**Data supplied:**
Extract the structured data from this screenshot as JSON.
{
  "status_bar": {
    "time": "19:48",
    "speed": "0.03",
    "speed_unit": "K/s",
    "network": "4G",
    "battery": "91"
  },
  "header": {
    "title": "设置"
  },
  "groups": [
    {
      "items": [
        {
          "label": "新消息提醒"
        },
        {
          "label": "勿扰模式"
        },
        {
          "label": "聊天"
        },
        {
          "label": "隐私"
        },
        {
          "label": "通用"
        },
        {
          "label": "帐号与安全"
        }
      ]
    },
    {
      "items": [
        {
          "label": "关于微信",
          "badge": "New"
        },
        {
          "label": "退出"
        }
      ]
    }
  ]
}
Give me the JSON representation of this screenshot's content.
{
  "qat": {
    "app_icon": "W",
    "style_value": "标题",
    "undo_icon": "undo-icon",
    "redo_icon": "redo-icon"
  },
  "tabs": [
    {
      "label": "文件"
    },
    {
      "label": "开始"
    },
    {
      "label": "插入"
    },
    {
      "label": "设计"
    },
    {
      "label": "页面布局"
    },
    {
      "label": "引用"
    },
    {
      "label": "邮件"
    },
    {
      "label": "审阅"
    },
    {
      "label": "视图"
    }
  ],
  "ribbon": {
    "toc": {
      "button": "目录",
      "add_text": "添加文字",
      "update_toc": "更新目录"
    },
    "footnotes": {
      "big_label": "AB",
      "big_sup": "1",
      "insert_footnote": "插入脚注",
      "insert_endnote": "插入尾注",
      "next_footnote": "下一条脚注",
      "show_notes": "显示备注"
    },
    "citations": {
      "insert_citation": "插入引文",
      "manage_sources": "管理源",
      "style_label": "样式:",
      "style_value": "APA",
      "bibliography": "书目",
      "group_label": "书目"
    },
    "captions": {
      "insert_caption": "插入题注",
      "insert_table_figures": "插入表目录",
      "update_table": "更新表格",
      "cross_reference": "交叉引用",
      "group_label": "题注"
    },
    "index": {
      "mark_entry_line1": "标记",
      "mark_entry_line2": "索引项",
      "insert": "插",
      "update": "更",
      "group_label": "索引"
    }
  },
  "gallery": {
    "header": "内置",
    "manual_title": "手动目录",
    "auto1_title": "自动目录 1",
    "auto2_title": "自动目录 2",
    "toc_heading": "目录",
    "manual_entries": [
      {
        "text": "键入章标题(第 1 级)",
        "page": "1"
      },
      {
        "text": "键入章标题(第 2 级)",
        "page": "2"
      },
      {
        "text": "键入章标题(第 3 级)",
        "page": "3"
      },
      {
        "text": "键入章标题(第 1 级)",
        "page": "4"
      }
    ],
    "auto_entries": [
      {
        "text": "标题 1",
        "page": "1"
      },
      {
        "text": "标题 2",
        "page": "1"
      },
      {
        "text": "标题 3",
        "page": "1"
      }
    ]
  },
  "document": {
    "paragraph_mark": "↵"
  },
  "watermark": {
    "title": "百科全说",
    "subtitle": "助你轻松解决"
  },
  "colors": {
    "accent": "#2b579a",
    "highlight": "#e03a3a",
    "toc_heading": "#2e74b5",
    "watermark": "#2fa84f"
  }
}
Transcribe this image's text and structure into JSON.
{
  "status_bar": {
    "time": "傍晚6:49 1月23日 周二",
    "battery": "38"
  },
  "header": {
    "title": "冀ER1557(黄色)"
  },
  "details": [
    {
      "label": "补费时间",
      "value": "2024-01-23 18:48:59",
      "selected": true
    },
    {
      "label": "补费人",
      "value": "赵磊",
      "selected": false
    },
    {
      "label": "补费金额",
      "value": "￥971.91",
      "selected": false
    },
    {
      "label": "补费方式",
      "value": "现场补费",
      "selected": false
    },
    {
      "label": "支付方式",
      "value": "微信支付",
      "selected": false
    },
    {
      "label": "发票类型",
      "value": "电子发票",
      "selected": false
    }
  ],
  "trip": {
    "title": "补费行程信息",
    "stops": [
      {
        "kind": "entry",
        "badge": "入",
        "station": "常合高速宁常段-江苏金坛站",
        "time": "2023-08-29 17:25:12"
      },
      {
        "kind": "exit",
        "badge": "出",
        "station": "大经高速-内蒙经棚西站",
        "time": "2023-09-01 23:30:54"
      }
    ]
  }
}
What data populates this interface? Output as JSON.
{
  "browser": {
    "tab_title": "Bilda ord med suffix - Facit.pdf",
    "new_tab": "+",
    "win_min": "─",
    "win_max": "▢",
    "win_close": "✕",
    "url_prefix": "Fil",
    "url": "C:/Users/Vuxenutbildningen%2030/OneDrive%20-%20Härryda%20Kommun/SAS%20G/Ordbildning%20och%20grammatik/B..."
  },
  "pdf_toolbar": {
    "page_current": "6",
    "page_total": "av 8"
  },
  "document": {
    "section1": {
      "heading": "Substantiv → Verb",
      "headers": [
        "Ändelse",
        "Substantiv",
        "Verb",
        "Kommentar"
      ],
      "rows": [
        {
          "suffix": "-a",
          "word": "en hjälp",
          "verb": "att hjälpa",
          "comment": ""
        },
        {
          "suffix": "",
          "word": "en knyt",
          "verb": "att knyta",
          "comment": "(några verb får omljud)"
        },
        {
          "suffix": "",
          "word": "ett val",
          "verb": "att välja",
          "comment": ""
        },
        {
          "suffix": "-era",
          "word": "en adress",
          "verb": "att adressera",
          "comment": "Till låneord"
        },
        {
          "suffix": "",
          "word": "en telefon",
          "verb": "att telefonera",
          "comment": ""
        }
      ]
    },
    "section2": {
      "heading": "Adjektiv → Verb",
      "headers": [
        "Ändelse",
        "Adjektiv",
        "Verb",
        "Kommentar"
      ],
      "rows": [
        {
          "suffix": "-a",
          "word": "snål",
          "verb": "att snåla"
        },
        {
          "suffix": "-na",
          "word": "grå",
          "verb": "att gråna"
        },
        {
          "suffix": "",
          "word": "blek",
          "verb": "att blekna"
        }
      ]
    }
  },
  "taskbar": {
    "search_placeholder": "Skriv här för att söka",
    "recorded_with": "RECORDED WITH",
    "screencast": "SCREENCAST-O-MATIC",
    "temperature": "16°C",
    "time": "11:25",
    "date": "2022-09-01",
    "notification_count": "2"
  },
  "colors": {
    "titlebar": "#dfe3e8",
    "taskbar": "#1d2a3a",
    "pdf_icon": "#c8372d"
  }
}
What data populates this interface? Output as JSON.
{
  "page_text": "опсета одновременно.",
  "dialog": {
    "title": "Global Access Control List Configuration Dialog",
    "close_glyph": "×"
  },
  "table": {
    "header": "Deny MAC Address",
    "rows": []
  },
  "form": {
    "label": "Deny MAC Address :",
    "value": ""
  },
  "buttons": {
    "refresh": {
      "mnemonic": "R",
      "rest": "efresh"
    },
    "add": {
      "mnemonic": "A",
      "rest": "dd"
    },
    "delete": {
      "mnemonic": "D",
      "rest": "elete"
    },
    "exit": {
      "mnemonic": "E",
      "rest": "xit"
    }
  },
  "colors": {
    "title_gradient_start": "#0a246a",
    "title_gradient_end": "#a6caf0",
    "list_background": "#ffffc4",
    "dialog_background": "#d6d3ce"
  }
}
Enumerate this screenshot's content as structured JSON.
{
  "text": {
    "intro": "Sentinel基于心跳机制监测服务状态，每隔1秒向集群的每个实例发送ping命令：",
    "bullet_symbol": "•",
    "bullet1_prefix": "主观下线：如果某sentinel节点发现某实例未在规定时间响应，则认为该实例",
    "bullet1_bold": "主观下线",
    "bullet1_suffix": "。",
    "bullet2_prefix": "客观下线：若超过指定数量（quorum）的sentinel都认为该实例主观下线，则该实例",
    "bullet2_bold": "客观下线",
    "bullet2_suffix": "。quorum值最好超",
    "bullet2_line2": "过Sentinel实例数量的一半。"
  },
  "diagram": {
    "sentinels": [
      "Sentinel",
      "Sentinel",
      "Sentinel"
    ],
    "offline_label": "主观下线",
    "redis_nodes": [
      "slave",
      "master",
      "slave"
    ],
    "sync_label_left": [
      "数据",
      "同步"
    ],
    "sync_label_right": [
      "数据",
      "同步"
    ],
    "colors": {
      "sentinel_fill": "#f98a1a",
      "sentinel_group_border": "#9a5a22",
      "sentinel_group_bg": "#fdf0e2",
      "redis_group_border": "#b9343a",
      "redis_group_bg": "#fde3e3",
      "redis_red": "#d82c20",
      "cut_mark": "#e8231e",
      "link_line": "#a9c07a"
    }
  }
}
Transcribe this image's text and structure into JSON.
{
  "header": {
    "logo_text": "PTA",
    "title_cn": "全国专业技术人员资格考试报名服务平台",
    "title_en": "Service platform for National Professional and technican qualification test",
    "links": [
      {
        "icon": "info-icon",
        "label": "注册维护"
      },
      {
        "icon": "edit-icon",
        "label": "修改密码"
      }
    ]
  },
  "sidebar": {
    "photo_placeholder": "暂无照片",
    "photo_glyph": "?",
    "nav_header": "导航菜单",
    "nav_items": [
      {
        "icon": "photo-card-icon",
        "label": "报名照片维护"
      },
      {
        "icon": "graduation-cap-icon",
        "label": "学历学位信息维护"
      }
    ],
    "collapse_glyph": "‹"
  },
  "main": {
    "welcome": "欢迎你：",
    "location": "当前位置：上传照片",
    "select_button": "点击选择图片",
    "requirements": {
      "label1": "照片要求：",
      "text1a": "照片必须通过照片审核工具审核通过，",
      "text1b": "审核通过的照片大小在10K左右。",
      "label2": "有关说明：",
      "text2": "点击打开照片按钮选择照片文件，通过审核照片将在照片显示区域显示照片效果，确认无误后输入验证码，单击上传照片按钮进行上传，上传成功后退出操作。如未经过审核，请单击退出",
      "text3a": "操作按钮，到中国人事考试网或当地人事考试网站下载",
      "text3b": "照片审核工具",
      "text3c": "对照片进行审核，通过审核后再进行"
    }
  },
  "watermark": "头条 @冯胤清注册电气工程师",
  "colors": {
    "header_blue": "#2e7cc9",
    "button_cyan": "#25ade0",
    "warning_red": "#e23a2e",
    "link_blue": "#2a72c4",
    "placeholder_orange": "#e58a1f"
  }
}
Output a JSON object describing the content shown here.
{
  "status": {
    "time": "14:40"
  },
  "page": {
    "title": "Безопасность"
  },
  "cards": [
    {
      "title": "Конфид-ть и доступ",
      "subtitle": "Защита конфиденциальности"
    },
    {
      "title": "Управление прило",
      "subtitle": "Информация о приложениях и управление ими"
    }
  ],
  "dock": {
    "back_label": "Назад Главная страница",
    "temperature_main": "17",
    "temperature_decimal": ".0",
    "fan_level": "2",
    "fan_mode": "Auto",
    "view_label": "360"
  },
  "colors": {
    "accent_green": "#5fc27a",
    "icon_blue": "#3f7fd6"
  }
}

**Task goal:** Locate all lines in the listing above with the word "Address". Copy them.

**Response to the exercise:**
    "header": "Deny MAC Address",
    "label": "Deny MAC Address :",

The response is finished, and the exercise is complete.